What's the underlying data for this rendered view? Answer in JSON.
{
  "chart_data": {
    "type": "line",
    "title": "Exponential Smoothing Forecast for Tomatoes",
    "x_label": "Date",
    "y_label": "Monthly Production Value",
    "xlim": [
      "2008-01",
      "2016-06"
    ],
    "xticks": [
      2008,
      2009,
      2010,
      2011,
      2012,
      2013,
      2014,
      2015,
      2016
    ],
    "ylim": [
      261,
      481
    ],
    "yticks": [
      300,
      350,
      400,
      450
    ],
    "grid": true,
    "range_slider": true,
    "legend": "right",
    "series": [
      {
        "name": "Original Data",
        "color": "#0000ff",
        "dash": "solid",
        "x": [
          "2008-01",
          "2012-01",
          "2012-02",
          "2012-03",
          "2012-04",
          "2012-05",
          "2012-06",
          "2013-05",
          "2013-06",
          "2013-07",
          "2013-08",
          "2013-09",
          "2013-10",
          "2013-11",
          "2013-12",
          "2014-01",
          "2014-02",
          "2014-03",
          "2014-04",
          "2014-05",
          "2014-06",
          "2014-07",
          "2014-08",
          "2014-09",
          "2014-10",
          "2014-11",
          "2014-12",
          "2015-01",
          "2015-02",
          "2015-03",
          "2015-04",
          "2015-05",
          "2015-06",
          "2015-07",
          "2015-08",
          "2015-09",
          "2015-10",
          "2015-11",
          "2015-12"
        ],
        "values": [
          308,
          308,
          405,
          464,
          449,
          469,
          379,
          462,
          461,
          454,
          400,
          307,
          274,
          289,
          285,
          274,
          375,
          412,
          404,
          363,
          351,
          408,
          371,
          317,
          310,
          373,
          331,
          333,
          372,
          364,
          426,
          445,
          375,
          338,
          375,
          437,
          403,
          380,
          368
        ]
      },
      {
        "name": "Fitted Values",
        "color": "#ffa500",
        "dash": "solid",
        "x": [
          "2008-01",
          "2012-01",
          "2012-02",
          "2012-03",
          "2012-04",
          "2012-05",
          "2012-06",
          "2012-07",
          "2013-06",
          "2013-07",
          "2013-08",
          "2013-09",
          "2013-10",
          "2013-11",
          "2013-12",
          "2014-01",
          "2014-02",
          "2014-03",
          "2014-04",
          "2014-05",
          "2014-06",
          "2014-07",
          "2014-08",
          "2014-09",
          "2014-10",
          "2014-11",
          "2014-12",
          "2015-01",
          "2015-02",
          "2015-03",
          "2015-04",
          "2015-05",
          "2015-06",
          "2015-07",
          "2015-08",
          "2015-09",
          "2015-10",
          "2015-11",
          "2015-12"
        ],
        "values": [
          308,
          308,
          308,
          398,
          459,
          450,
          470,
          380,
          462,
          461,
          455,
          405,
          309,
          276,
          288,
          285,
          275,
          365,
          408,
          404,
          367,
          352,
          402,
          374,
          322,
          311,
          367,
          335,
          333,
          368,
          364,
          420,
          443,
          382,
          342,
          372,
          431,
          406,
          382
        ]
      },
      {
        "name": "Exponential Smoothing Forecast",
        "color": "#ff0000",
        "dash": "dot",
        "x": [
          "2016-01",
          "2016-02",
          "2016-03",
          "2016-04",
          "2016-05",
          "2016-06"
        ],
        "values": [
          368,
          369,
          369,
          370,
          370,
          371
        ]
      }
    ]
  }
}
+++
Go through the data and return every record exactly.

*The reply*:
What's the underlying data for this rendered view? Answer in JSON.
{
  "chart_data": {
    "type": "line",
    "title": "Exponential Smoothing Forecast for Tomatoes",
    "x_label": "Date",
    "y_label": "Monthly Production Value",
    "xlim": [
      "2008-01",
      "2016-06"
    ],
    "xticks": [
      2008,
      2009,
      2010,
      2011,
      2012,
      2013,
      2014,
      2015,
      2016
    ],
    "ylim": [
      261,
      481
    ],
    "yticks": [
      300,
      350,
      400,
      450
    ],
    "grid": true,
    "range_slider": true,
    "legend": "right",
    "series": [
      {
        "name": "Original Data",
        "color": "#0000ff",
        "dash": "solid",
        "x": [
          "2008-01",
          "2012-01",
          "2012-02",
          "2012-03",
          "2012-04",
          "2012-05",
          "2012-06",
          "2013-05",
          "2013-06",
          "2013-07",
          "2013-08",
          "2013-09",
          "2013-10",
          "2013-11",
          "2013-12",
          "2014-01",
          "2014-02",
          "2014-03",
          "2014-04",
          "2014-05",
          "2014-06",
          "2014-07",
          "2014-08",
          "2014-09",
          "2014-10",
          "2014-11",
          "2014-12",
          "2015-01",
          "2015-02",
          "2015-03",
          "2015-04",
          "2015-05",
          "2015-06",
          "2015-07",
          "2015-08",
          "2015-09",
          "2015-10",
          "2015-11",
          "2015-12"
        ],
        "values": [
          308,
          308,
          405,
          464,
          449,
          469,
          379,
          462,
          461,
          454,
          400,
          307,
          274,
          289,
          285,
          274,
          375,
          412,
          404,
          363,
          351,
          408,
          371,
          317,
          310,
          373,
          331,
          333,
          372,
          364,
          426,
          445,
          375,
          338,
          375,
          437,
          403,
          380,
          368
        ]
      },
      {
        "name": "Fitted Values",
        "color": "#ffa500",
        "dash": "solid",
        "x": [
          "2008-01",
          "2012-01",
          "2012-02",
          "2012-03",
          "2012-04",
          "2012-05",
          "2012-06",
          "2012-07",
          "2013-06",
          "2013-07",
          "2013-08",
          "2013-09",
          "2013-10",
          "2013-11",
          "2013-12",
          "2014-01",
          "2014-02",
          "2014-03",
          "2014-04",
          "2014-05",
          "2014-06",
          "2014-07",
          "2014-08",
          "2014-09",
          "2014-10",
          "2014-11",
          "2014-12",
          "2015-01",
          "2015-02",
          "2015-03",
          "2015-04",
          "2015-05",
          "2015-06",
          "2015-07",
          "2015-08",
          "2015-09",
          "2015-10",
          "2015-11",
          "2015-12"
        ],
        "values": [
          308,
          308,
          308,
          398,
          459,
          450,
          470,
          380,
          462,
          461,
          455,
          405,
          309,
          276,
          288,
          285,
          275,
          365,
          408,
          404,
          367,
          352,
          402,
          374,
          322,
          311,
          367,
          335,
          333,
          368,
          364,
          420,
          443,
          382,
          342,
          372,
          431,
          406,
          382
        ]
      },
      {
        "name": "Exponential Smoothing Forecast",
        "color": "#ff0000",
        "dash": "dot",
        "x": [
          "2016-01",
          "2016-02",
          "2016-03",
          "2016-04",
          "2016-05",
          "2016-06"
        ],
        "values": [
          368,
          369,
          369,
          370,
          370,
          371
        ]
      }
    ]
  }
}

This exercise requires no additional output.